### Aim of the exercise
Would you quote every entry exactly, dropping only the pictures?

### Supplied data

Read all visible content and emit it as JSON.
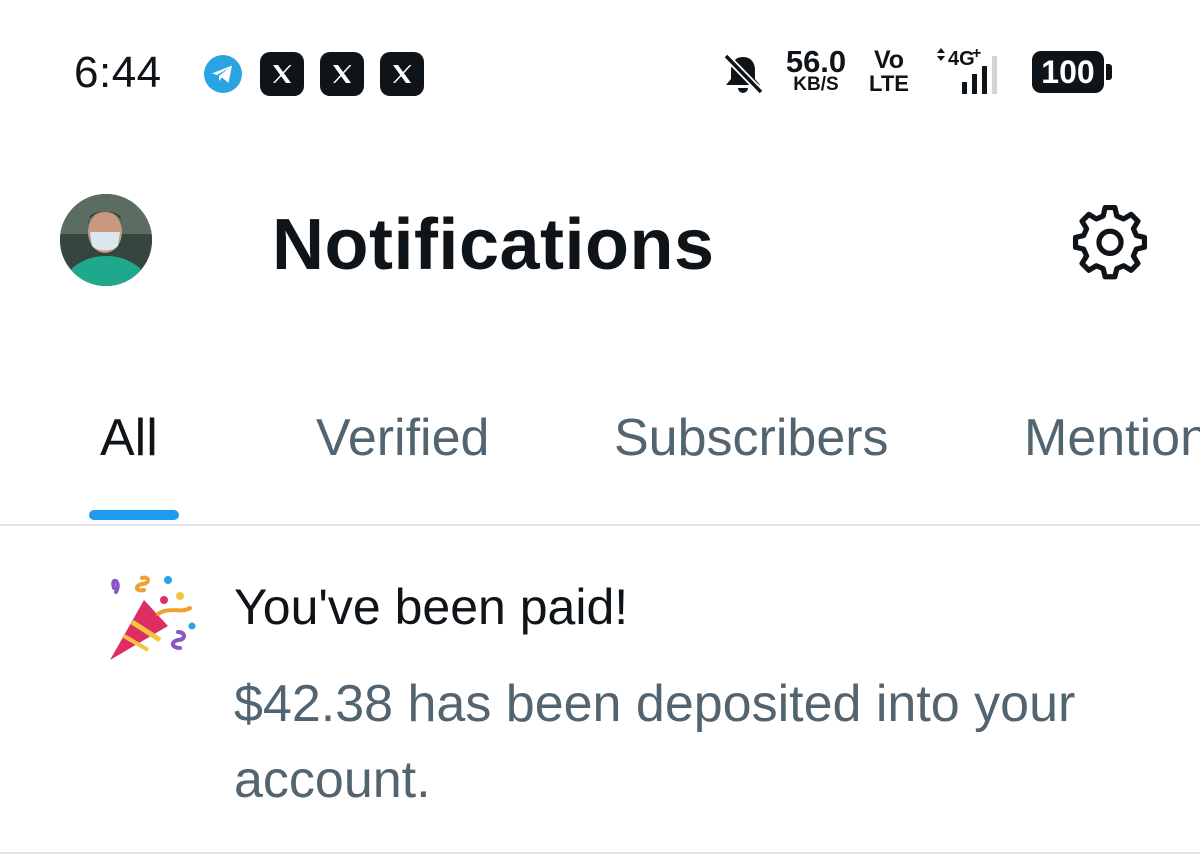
{
  "status_bar": {
    "time": "6:44",
    "net_speed_value": "56.0",
    "net_speed_unit": "KB/S",
    "volte_top": "Vo",
    "volte_bottom": "LTE",
    "network_type": "4G",
    "battery": "100",
    "notification_icons": [
      "telegram-icon",
      "x-app-icon",
      "x-app-icon",
      "x-app-icon"
    ]
  },
  "header": {
    "title": "Notifications",
    "avatar_icon": "avatar",
    "settings_icon": "gear-icon"
  },
  "tabs": [
    {
      "label": "All",
      "active": true
    },
    {
      "label": "Verified",
      "active": false
    },
    {
      "label": "Subscribers",
      "active": false
    },
    {
      "label": "Mentions",
      "active": false
    }
  ],
  "notification": {
    "icon": "party-popper-icon",
    "title": "You've been paid!",
    "body": "$42.38 has been deposited into your account."
  },
  "colors": {
    "accent": "#1d9bf0",
    "text_primary": "#0f1419",
    "text_secondary": "#536471",
    "divider": "#dde3e8"
  }
}
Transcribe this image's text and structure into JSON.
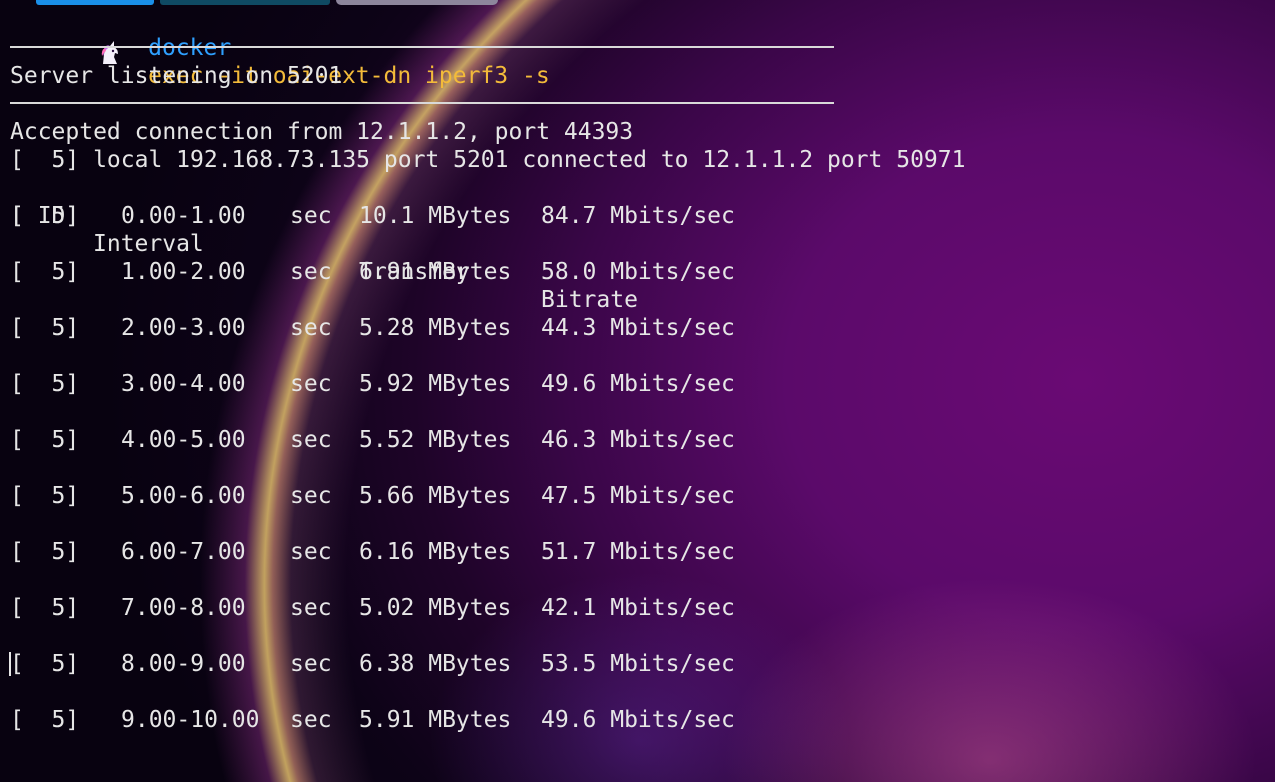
{
  "window": {
    "tabs": [
      {
        "name": "tab-1",
        "active": true,
        "color": "#1a8fe8"
      },
      {
        "name": "tab-2",
        "active": false,
        "color": "#0f4a63"
      },
      {
        "name": "tab-3",
        "active": false,
        "color": "#8d869c"
      }
    ]
  },
  "prompt": {
    "icon": "unicorn-icon",
    "command": "docker",
    "args": "exec -it oai-ext-dn iperf3 -s",
    "command_color": "#2ea0ff",
    "args_color": "#f3bb3a"
  },
  "output": {
    "listening": "Server listening on 5201",
    "accepted": "Accepted connection from 12.1.1.2, port 44393",
    "local": "[  5] local 192.168.73.135 port 5201 connected to 12.1.1.2 port 50971",
    "header": {
      "id": "[ ID]",
      "interval": "Interval",
      "transfer": "Transfer",
      "bitrate": "Bitrate"
    },
    "rows": [
      {
        "id": "[  5]",
        "interval": "0.00-1.00",
        "unit": "sec",
        "transfer": "10.1 MBytes",
        "bitrate": "84.7 Mbits/sec"
      },
      {
        "id": "[  5]",
        "interval": "1.00-2.00",
        "unit": "sec",
        "transfer": "6.91 MBytes",
        "bitrate": "58.0 Mbits/sec"
      },
      {
        "id": "[  5]",
        "interval": "2.00-3.00",
        "unit": "sec",
        "transfer": "5.28 MBytes",
        "bitrate": "44.3 Mbits/sec"
      },
      {
        "id": "[  5]",
        "interval": "3.00-4.00",
        "unit": "sec",
        "transfer": "5.92 MBytes",
        "bitrate": "49.6 Mbits/sec"
      },
      {
        "id": "[  5]",
        "interval": "4.00-5.00",
        "unit": "sec",
        "transfer": "5.52 MBytes",
        "bitrate": "46.3 Mbits/sec"
      },
      {
        "id": "[  5]",
        "interval": "5.00-6.00",
        "unit": "sec",
        "transfer": "5.66 MBytes",
        "bitrate": "47.5 Mbits/sec"
      },
      {
        "id": "[  5]",
        "interval": "6.00-7.00",
        "unit": "sec",
        "transfer": "6.16 MBytes",
        "bitrate": "51.7 Mbits/sec"
      },
      {
        "id": "[  5]",
        "interval": "7.00-8.00",
        "unit": "sec",
        "transfer": "5.02 MBytes",
        "bitrate": "42.1 Mbits/sec"
      },
      {
        "id": "[  5]",
        "interval": "8.00-9.00",
        "unit": "sec",
        "transfer": "6.38 MBytes",
        "bitrate": "53.5 Mbits/sec"
      },
      {
        "id": "[  5]",
        "interval": "9.00-10.00",
        "unit": "sec",
        "transfer": "5.91 MBytes",
        "bitrate": "49.6 Mbits/sec"
      }
    ]
  }
}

### Output for this exercise
Read all visible content and emit it as JSON.
{
  "status_bar": {
    "time": "6:44",
    "net_speed_value": "56.0",
    "net_speed_unit": "KB/S",
    "volte_top": "Vo",
    "volte_bottom": "LTE",
    "network_type": "4G",
    "battery": "100",
    "notification_icons": [
      "telegram-icon",
      "x-app-icon",
      "x-app-icon",
      "x-app-icon"
    ]
  },
  "header": {
    "title": "Notifications",
    "avatar_icon": "avatar",
    "settings_icon": "gear-icon"
  },
  "tabs": [
    {
      "label": "All",
      "active": true
    },
    {
      "label": "Verified",
      "active": false
    },
    {
      "label": "Subscribers",
      "active": false
    },
    {
      "label": "Mentions",
      "active": false
    }
  ],
  "notification": {
    "icon": "party-popper-icon",
    "title": "You've been paid!",
    "body": "$42.38 has been deposited into your account."
  },
  "colors": {
    "accent": "#1d9bf0",
    "text_primary": "#0f1419",
    "text_secondary": "#536471",
    "divider": "#dde3e8"
  }
}
Transcribe this image's text and structure into JSON.
{
  "window": {
    "tabs": [
      {
        "name": "tab-1",
        "active": true,
        "color": "#1a8fe8"
      },
      {
        "name": "tab-2",
        "active": false,
        "color": "#0f4a63"
      },
      {
        "name": "tab-3",
        "active": false,
        "color": "#8d869c"
      }
    ]
  },
  "prompt": {
    "icon": "unicorn-icon",
    "command": "docker",
    "args": "exec -it oai-ext-dn iperf3 -s",
    "command_color": "#2ea0ff",
    "args_color": "#f3bb3a"
  },
  "output": {
    "listening": "Server listening on 5201",
    "accepted": "Accepted connection from 12.1.1.2, port 44393",
    "local": "[  5] local 192.168.73.135 port 5201 connected to 12.1.1.2 port 50971",
    "header": {
      "id": "[ ID]",
      "interval": "Interval",
      "transfer": "Transfer",
      "bitrate": "Bitrate"
    },
    "rows": [
      {
        "id": "[  5]",
        "interval": "0.00-1.00",
        "unit": "sec",
        "transfer": "10.1 MBytes",
        "bitrate": "84.7 Mbits/sec"
      },
      {
        "id": "[  5]",
        "interval": "1.00-2.00",
        "unit": "sec",
        "transfer": "6.91 MBytes",
        "bitrate": "58.0 Mbits/sec"
      },
      {
        "id": "[  5]",
        "interval": "2.00-3.00",
        "unit": "sec",
        "transfer": "5.28 MBytes",
        "bitrate": "44.3 Mbits/sec"
      },
      {
        "id": "[  5]",
        "interval": "3.00-4.00",
        "unit": "sec",
        "transfer": "5.92 MBytes",
        "bitrate": "49.6 Mbits/sec"
      },
      {
        "id": "[  5]",
        "interval": "4.00-5.00",
        "unit": "sec",
        "transfer": "5.52 MBytes",
        "bitrate": "46.3 Mbits/sec"
      },
      {
        "id": "[  5]",
        "interval": "5.00-6.00",
        "unit": "sec",
        "transfer": "5.66 MBytes",
        "bitrate": "47.5 Mbits/sec"
      },
      {
        "id": "[  5]",
        "interval": "6.00-7.00",
        "unit": "sec",
        "transfer": "6.16 MBytes",
        "bitrate": "51.7 Mbits/sec"
      },
      {
        "id": "[  5]",
        "interval": "7.00-8.00",
        "unit": "sec",
        "transfer": "5.02 MBytes",
        "bitrate": "42.1 Mbits/sec"
      },
      {
        "id": "[  5]",
        "interval": "8.00-9.00",
        "unit": "sec",
        "transfer": "6.38 MBytes",
        "bitrate": "53.5 Mbits/sec"
      },
      {
        "id": "[  5]",
        "interval": "9.00-10.00",
        "unit": "sec",
        "transfer": "5.91 MBytes",
        "bitrate": "49.6 Mbits/sec"
      }
    ]
  }
}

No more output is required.